== STATED PROBLEM ==
Copy out the lines below unchanged, starting with the line that contains "Enumerate the UI" and going on through the line that contains "- scroll-thumb[interactable]: [290, 163, 305, 173]", with both of those lines included. Leave the pictures out.

== SUPPLIED MATERIAL ==
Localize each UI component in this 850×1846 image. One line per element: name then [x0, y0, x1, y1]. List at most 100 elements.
--
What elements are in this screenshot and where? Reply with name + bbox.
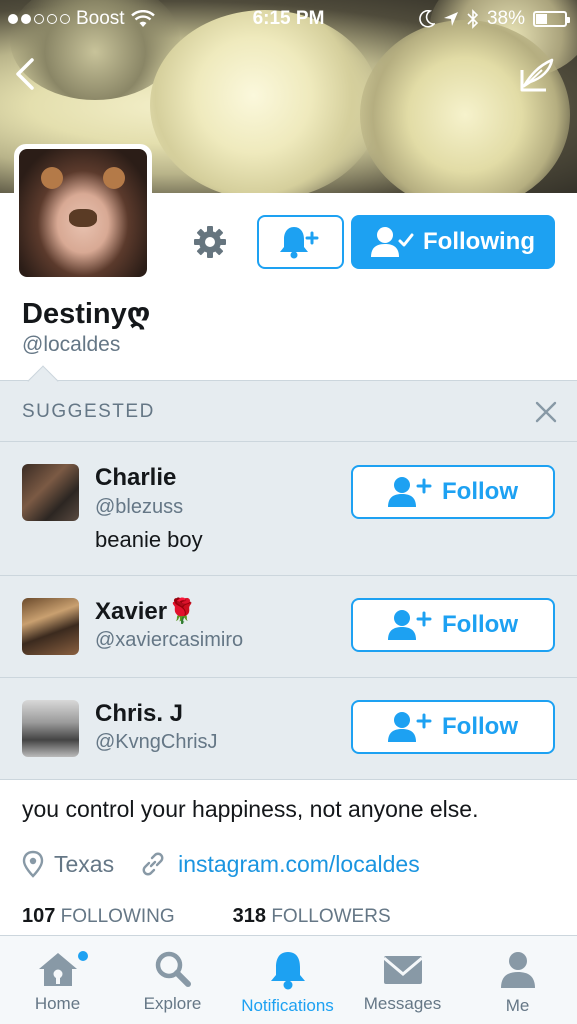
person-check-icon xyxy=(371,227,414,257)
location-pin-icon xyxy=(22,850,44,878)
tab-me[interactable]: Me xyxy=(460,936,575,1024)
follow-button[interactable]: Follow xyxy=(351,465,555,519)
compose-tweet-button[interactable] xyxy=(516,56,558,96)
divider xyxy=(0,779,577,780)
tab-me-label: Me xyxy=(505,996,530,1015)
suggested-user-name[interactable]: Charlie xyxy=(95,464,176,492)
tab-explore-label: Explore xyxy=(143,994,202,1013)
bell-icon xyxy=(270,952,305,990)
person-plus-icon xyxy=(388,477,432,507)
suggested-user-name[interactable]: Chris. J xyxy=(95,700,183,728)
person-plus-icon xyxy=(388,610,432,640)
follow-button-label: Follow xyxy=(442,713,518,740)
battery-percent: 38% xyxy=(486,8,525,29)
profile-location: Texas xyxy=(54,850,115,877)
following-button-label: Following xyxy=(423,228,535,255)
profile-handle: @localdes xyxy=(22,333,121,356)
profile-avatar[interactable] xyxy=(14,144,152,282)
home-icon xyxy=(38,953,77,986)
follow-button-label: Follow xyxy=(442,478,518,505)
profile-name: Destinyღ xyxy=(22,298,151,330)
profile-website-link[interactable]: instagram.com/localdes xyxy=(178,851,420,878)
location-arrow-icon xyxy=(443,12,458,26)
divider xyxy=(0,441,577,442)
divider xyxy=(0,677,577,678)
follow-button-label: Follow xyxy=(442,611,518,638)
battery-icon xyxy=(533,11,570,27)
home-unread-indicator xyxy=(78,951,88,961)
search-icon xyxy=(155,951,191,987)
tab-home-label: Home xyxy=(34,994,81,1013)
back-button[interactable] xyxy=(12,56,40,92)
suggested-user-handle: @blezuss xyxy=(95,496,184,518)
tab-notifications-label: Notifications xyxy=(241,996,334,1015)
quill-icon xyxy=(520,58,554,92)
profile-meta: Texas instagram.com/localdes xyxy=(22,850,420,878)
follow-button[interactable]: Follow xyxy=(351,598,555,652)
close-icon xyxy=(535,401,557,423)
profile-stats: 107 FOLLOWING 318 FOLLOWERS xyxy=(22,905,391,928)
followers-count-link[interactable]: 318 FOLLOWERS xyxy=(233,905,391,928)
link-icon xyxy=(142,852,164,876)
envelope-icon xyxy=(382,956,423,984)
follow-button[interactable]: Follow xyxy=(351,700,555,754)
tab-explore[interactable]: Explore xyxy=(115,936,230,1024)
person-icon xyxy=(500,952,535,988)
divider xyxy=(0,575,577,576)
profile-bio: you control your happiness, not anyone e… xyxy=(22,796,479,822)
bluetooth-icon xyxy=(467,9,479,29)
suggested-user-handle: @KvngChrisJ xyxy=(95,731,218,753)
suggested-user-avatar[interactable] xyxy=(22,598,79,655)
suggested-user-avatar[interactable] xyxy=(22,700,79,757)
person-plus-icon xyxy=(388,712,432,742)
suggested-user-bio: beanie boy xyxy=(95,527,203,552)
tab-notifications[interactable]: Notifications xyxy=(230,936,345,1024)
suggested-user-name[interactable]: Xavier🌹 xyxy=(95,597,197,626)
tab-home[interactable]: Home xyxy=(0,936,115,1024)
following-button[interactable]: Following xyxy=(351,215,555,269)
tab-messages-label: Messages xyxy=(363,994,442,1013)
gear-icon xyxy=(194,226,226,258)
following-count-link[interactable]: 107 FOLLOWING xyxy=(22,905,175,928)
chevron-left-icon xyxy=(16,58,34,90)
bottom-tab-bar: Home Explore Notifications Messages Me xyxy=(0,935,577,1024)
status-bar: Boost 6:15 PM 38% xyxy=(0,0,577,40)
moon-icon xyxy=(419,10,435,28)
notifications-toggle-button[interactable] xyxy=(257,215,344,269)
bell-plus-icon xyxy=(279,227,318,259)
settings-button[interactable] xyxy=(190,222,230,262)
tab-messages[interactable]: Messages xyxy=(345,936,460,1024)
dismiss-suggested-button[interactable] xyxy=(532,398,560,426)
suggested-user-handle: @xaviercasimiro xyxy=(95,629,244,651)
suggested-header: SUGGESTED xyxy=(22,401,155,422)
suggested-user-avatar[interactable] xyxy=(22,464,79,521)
---
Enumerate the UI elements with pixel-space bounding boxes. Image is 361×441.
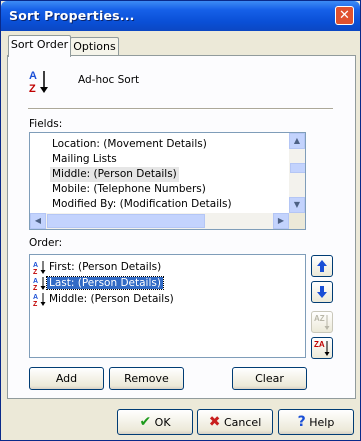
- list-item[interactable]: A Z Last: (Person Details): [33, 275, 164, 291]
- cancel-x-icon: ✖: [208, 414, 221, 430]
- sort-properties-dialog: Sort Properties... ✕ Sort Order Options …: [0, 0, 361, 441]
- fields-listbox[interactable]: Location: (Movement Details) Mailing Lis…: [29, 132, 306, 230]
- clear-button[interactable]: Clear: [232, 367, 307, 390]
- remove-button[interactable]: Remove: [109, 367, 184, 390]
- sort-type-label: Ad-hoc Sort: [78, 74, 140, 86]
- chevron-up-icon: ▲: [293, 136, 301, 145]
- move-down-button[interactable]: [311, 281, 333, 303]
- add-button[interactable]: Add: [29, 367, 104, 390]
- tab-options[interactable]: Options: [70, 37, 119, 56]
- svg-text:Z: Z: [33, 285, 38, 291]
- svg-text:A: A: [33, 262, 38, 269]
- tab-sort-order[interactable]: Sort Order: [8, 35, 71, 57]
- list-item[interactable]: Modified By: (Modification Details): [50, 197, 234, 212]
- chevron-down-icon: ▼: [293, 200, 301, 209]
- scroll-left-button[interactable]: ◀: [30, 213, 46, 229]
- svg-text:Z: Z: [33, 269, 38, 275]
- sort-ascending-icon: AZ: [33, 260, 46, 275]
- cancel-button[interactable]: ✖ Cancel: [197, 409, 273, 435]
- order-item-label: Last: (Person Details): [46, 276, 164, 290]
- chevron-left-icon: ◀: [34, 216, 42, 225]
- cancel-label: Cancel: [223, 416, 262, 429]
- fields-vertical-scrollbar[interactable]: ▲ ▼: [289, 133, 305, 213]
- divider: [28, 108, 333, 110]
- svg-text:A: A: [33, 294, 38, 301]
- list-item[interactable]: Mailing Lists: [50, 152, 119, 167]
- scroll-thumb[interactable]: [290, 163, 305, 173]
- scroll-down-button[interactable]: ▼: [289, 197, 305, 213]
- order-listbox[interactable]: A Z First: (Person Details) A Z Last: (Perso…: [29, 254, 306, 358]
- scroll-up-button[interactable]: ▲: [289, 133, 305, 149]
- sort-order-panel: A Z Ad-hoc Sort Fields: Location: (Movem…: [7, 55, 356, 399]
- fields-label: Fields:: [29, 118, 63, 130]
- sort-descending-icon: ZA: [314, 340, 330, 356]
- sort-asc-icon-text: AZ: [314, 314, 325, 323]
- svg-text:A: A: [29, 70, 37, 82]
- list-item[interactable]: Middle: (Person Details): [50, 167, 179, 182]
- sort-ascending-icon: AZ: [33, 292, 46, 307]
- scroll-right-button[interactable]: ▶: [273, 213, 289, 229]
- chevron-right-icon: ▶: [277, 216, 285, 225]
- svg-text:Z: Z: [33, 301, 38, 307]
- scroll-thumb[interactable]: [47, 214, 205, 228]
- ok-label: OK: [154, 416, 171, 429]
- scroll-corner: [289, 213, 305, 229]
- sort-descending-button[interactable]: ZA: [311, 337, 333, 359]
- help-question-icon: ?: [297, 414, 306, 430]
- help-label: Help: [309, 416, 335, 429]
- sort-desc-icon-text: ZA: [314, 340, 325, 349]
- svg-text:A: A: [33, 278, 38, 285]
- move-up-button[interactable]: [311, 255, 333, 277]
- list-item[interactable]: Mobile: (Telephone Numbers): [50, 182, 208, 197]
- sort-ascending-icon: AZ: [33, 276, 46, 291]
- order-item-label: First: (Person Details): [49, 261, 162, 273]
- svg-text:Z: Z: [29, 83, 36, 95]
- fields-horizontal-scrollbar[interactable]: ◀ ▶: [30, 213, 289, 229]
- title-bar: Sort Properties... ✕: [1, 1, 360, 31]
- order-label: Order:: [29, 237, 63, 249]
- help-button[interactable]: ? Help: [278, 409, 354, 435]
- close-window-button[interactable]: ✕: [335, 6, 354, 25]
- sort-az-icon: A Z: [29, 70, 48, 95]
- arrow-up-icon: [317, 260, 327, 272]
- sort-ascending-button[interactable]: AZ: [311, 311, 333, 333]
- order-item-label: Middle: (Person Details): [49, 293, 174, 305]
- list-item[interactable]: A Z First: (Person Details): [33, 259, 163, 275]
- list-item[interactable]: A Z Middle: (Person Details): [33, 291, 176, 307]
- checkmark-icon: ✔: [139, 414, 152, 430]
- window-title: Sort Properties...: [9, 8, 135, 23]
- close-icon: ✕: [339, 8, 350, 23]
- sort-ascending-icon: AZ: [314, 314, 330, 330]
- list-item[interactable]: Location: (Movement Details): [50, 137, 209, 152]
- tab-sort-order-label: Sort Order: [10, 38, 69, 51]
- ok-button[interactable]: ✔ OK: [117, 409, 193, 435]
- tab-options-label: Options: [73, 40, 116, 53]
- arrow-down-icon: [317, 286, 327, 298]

== FULL RESPONSE ==
Enumerate the UI elements with pixel-space bounding boxes. Image is 361×441.
- list-item[interactable]: A Z Last: (Person Details): [33, 275, 164, 291]
- cancel-x-icon: ✖: [208, 414, 221, 430]
- sort-properties-dialog: Sort Properties... ✕ Sort Order Options …: [0, 0, 361, 441]
- fields-listbox[interactable]: Location: (Movement Details) Mailing Lis…: [29, 132, 306, 230]
- clear-button[interactable]: Clear: [232, 367, 307, 390]
- remove-button[interactable]: Remove: [109, 367, 184, 390]
- sort-type-label: Ad-hoc Sort: [78, 74, 140, 86]
- chevron-up-icon: ▲: [293, 136, 301, 145]
- move-down-button[interactable]: [311, 281, 333, 303]
- add-button[interactable]: Add: [29, 367, 104, 390]
- tab-options[interactable]: Options: [70, 37, 119, 56]
- svg-text:Z: Z: [33, 285, 38, 291]
- svg-text:A: A: [33, 262, 38, 269]
- tab-sort-order[interactable]: Sort Order: [8, 35, 71, 57]
- list-item[interactable]: Modified By: (Modification Details): [50, 197, 234, 212]
- chevron-down-icon: ▼: [293, 200, 301, 209]
- scroll-left-button[interactable]: ◀: [30, 213, 46, 229]
- svg-text:Z: Z: [33, 269, 38, 275]
- sort-ascending-icon: AZ: [33, 260, 46, 275]
- cancel-button[interactable]: ✖ Cancel: [197, 409, 273, 435]
- order-item-label: Last: (Person Details): [46, 276, 164, 290]
- chevron-left-icon: ◀: [34, 216, 42, 225]
- cancel-label: Cancel: [223, 416, 262, 429]
- fields-vertical-scrollbar[interactable]: ▲ ▼: [289, 133, 305, 213]
- divider: [28, 108, 333, 110]
- svg-text:A: A: [33, 294, 38, 301]
- list-item[interactable]: Mailing Lists: [50, 152, 119, 167]
- scroll-thumb[interactable]: [290, 163, 305, 173]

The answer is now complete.